*Records for this task*
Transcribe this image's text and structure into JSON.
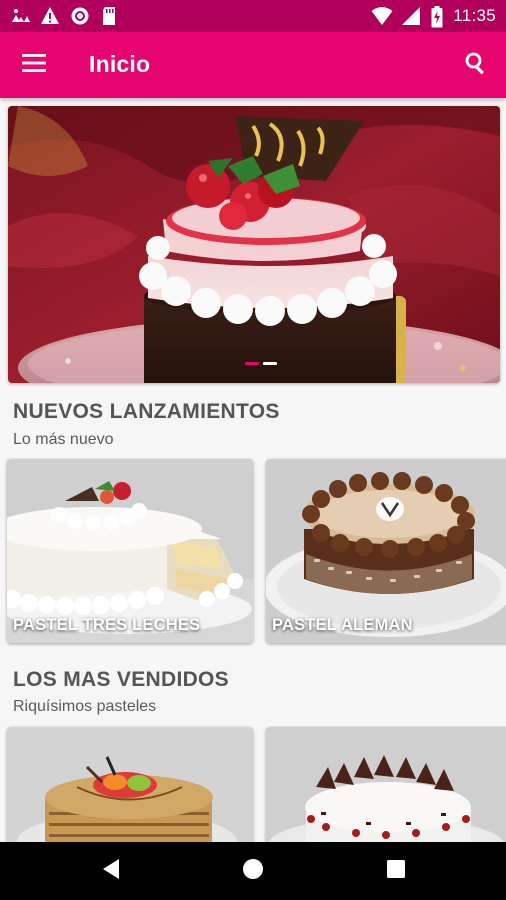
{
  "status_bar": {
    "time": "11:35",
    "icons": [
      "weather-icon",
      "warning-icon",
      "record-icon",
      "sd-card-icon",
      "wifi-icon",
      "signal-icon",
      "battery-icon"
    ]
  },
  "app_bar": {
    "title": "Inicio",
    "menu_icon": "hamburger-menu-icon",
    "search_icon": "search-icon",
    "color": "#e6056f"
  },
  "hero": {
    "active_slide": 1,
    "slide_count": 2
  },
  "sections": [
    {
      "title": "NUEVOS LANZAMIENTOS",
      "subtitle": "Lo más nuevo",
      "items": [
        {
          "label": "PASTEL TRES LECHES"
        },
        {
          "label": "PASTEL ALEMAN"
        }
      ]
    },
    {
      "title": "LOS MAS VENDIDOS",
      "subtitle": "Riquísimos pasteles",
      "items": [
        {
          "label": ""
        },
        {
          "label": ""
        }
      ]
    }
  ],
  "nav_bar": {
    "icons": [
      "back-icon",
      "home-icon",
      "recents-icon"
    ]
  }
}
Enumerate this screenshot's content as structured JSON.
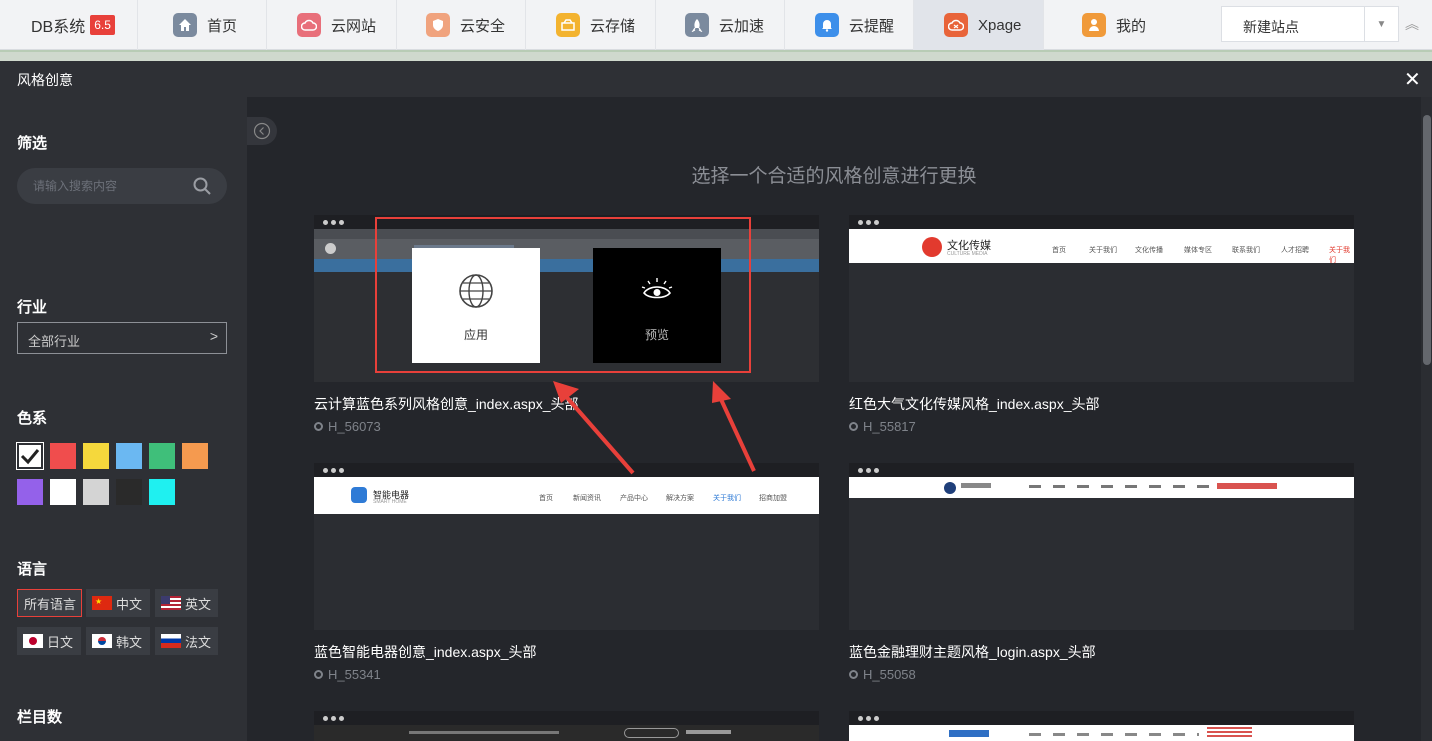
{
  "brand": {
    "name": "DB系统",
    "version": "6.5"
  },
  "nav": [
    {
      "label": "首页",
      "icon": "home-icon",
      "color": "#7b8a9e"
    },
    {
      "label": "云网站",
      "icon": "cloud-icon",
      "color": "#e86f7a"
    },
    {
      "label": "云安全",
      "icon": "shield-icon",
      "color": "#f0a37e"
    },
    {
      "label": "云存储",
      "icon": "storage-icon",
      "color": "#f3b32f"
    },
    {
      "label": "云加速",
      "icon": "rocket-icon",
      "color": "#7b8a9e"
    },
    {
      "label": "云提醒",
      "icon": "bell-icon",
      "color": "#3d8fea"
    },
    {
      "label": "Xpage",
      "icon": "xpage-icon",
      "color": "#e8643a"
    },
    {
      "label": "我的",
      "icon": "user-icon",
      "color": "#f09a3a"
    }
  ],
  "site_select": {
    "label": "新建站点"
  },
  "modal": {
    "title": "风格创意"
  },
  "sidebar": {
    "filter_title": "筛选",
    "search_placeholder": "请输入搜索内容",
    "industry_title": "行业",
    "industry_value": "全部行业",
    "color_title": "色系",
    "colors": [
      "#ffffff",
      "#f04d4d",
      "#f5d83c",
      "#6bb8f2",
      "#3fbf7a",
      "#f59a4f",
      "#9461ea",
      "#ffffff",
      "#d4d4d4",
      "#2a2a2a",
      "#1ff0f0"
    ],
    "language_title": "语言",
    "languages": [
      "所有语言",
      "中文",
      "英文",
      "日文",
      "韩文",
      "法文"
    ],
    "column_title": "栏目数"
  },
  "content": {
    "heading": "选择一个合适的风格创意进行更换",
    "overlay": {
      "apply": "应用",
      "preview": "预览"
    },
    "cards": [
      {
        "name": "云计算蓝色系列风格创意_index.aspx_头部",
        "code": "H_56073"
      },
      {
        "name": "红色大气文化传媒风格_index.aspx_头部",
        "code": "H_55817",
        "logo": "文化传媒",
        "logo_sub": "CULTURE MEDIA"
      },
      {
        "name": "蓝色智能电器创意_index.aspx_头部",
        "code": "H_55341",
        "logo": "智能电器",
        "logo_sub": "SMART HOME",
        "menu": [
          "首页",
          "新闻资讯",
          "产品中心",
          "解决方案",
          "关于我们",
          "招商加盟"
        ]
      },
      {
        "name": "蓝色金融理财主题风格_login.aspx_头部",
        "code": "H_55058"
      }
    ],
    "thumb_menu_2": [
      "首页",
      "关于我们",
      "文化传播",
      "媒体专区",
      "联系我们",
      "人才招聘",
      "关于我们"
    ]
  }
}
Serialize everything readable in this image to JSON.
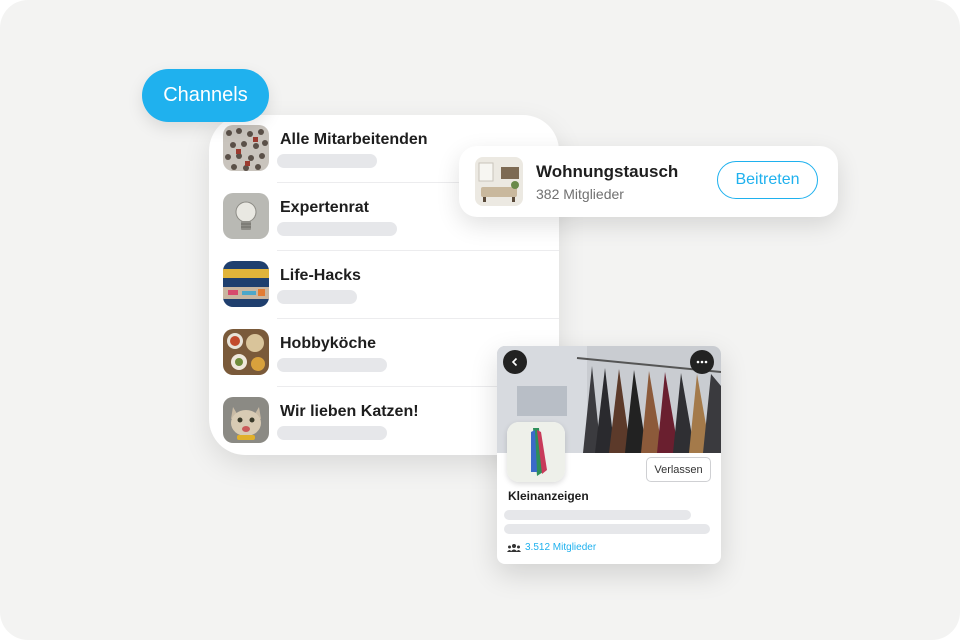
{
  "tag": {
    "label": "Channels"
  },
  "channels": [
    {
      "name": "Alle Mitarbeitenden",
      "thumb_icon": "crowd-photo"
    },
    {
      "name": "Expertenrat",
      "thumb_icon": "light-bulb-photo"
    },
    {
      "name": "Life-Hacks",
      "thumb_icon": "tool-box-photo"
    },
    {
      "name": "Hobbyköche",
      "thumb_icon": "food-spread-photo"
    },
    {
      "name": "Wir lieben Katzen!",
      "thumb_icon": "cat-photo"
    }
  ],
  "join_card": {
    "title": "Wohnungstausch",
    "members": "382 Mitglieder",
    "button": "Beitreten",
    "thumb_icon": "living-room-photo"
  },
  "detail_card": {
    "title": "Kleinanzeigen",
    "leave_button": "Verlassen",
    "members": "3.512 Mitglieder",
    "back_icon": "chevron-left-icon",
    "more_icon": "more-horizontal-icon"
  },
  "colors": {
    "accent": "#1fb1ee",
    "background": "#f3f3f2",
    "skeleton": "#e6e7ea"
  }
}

*Given request*
Nothing but the lines from the line containing "Serialize everything readable" through the last line of the records above is to be extracted, exactly and with no pictures.

*Task output*
Serialize everything readable in this image to JSON.
{
  "tag": {
    "label": "Channels"
  },
  "channels": [
    {
      "name": "Alle Mitarbeitenden",
      "thumb_icon": "crowd-photo"
    },
    {
      "name": "Expertenrat",
      "thumb_icon": "light-bulb-photo"
    },
    {
      "name": "Life-Hacks",
      "thumb_icon": "tool-box-photo"
    },
    {
      "name": "Hobbyköche",
      "thumb_icon": "food-spread-photo"
    },
    {
      "name": "Wir lieben Katzen!",
      "thumb_icon": "cat-photo"
    }
  ],
  "join_card": {
    "title": "Wohnungstausch",
    "members": "382 Mitglieder",
    "button": "Beitreten",
    "thumb_icon": "living-room-photo"
  },
  "detail_card": {
    "title": "Kleinanzeigen",
    "leave_button": "Verlassen",
    "members": "3.512 Mitglieder",
    "back_icon": "chevron-left-icon",
    "more_icon": "more-horizontal-icon"
  },
  "colors": {
    "accent": "#1fb1ee",
    "background": "#f3f3f2",
    "skeleton": "#e6e7ea"
  }
}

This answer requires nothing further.